* _SOURCE MATERIAL_:
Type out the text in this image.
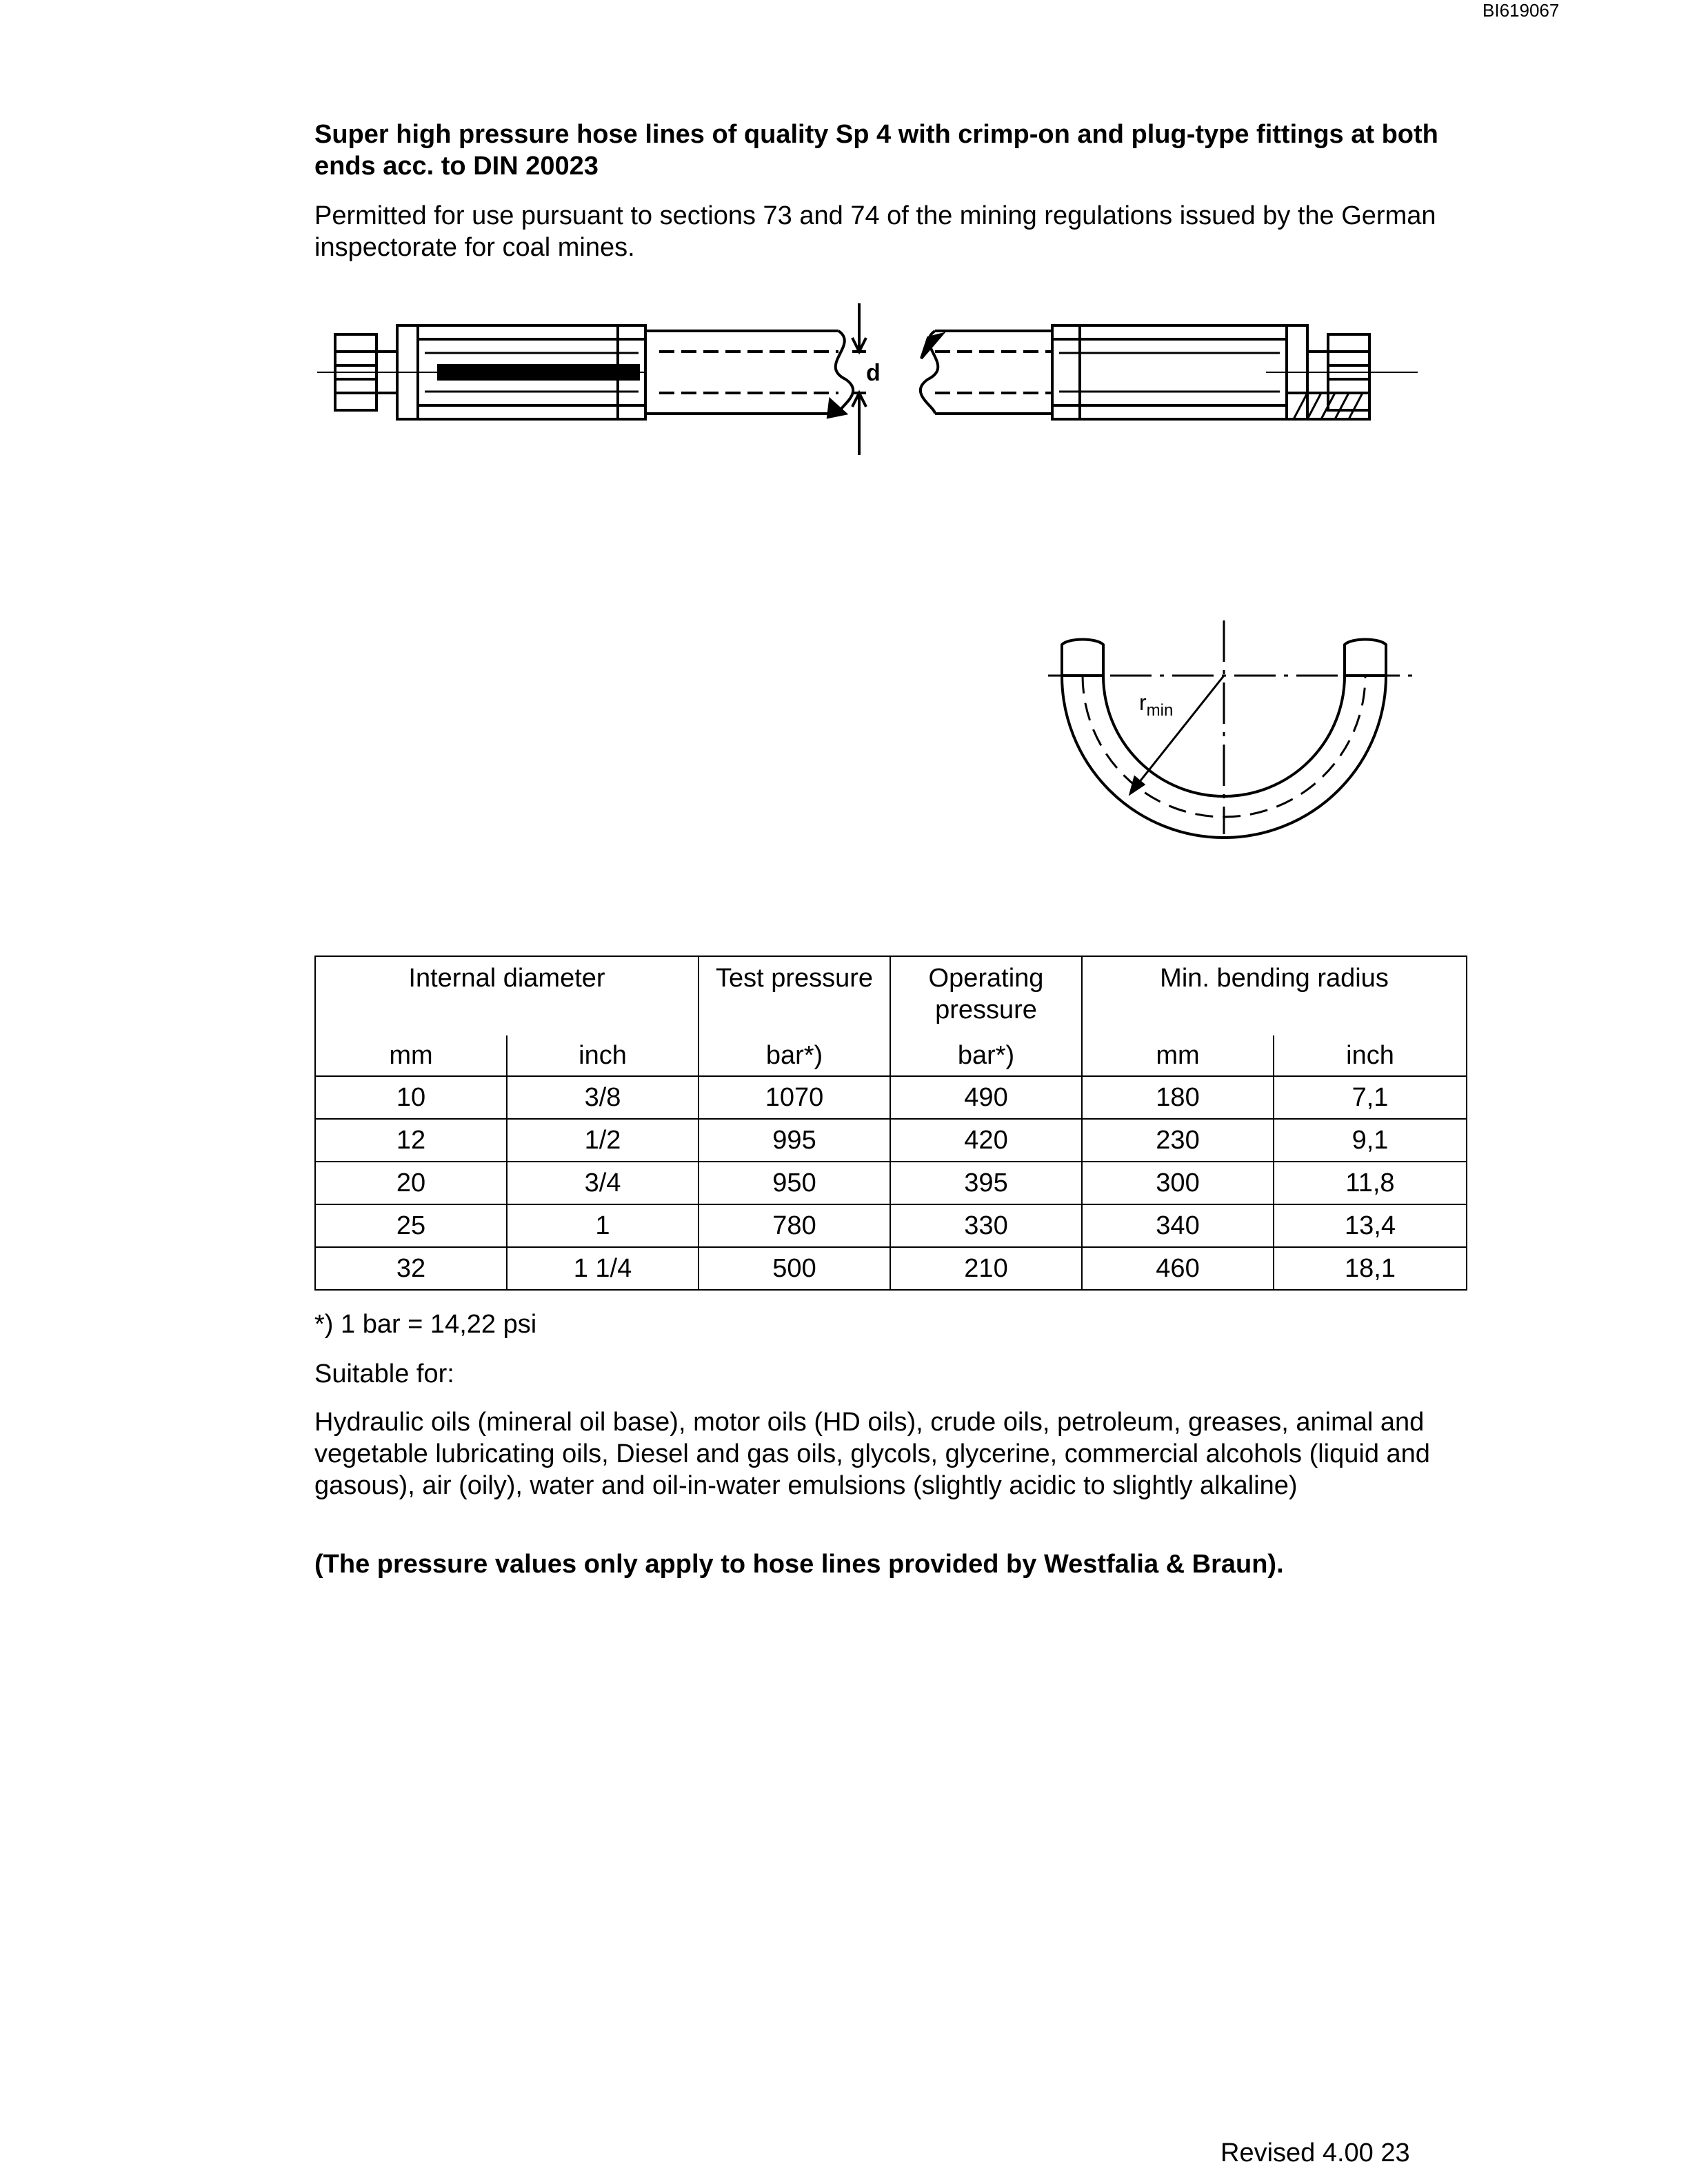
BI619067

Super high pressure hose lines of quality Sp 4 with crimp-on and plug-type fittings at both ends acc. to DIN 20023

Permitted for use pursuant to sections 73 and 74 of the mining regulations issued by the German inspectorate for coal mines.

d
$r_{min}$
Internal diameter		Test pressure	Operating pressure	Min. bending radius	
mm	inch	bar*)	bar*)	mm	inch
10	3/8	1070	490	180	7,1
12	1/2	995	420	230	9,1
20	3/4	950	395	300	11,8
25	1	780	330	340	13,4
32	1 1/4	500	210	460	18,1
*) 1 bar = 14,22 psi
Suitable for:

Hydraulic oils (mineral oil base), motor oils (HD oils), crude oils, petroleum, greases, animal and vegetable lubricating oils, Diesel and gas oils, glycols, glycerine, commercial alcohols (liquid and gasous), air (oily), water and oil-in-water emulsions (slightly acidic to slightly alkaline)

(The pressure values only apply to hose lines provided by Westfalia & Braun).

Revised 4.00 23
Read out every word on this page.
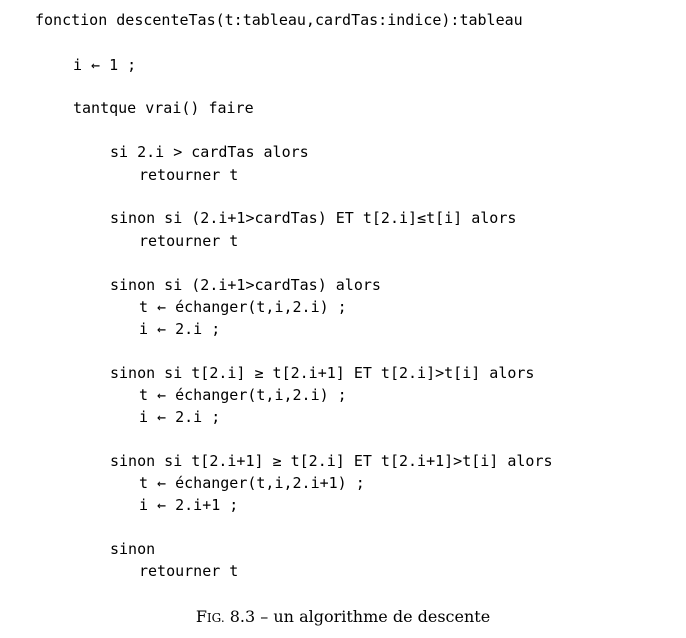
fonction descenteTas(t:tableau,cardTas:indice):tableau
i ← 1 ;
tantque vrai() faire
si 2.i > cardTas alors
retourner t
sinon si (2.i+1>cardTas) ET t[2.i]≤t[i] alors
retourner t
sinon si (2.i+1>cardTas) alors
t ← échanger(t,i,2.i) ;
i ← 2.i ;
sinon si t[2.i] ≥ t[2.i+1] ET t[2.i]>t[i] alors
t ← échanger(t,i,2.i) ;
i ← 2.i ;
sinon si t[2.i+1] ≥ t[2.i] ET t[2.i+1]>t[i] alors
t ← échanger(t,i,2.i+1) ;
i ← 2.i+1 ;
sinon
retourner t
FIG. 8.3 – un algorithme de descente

* _TASK DETAILS_: Without including any pictures, reproduce the listing exactly.

* _RESULT OF THE EXERCISE_:
Type out the text in this image.
BI619067

Super high pressure hose lines of quality Sp 4 with crimp-on and plug-type fittings at both ends acc. to DIN 20023

Permitted for use pursuant to sections 73 and 74 of the mining regulations issued by the German inspectorate for coal mines.

d
$r_{min}$
Internal diameter		Test pressure	Operating pressure	Min. bending radius	
mm	inch	bar*)	bar*)	mm	inch
10	3/8	1070	490	180	7,1
12	1/2	995	420	230	9,1
20	3/4	950	395	300	11,8
25	1	780	330	340	13,4
32	1 1/4	500	210	460	18,1
*) 1 bar = 14,22 psi
Suitable for:

Hydraulic oils (mineral oil base), motor oils (HD oils), crude oils, petroleum, greases, animal and vegetable lubricating oils, Diesel and gas oils, glycols, glycerine, commercial alcohols (liquid and gasous), air (oily), water and oil-in-water emulsions (slightly acidic to slightly alkaline)

(The pressure values only apply to hose lines provided by Westfalia & Braun).

Revised 4.00 23
Read out every word on this page.
fonction descenteTas(t:tableau,cardTas:indice):tableau
i ← 1 ;
tantque vrai() faire
si 2.i > cardTas alors
retourner t
sinon si (2.i+1>cardTas) ET t[2.i]≤t[i] alors
retourner t
sinon si (2.i+1>cardTas) alors
t ← échanger(t,i,2.i) ;
i ← 2.i ;
sinon si t[2.i] ≥ t[2.i+1] ET t[2.i]>t[i] alors
t ← échanger(t,i,2.i) ;
i ← 2.i ;
sinon si t[2.i+1] ≥ t[2.i] ET t[2.i+1]>t[i] alors
t ← échanger(t,i,2.i+1) ;
i ← 2.i+1 ;
sinon
retourner t
FIG. 8.3 – un algorithme de descente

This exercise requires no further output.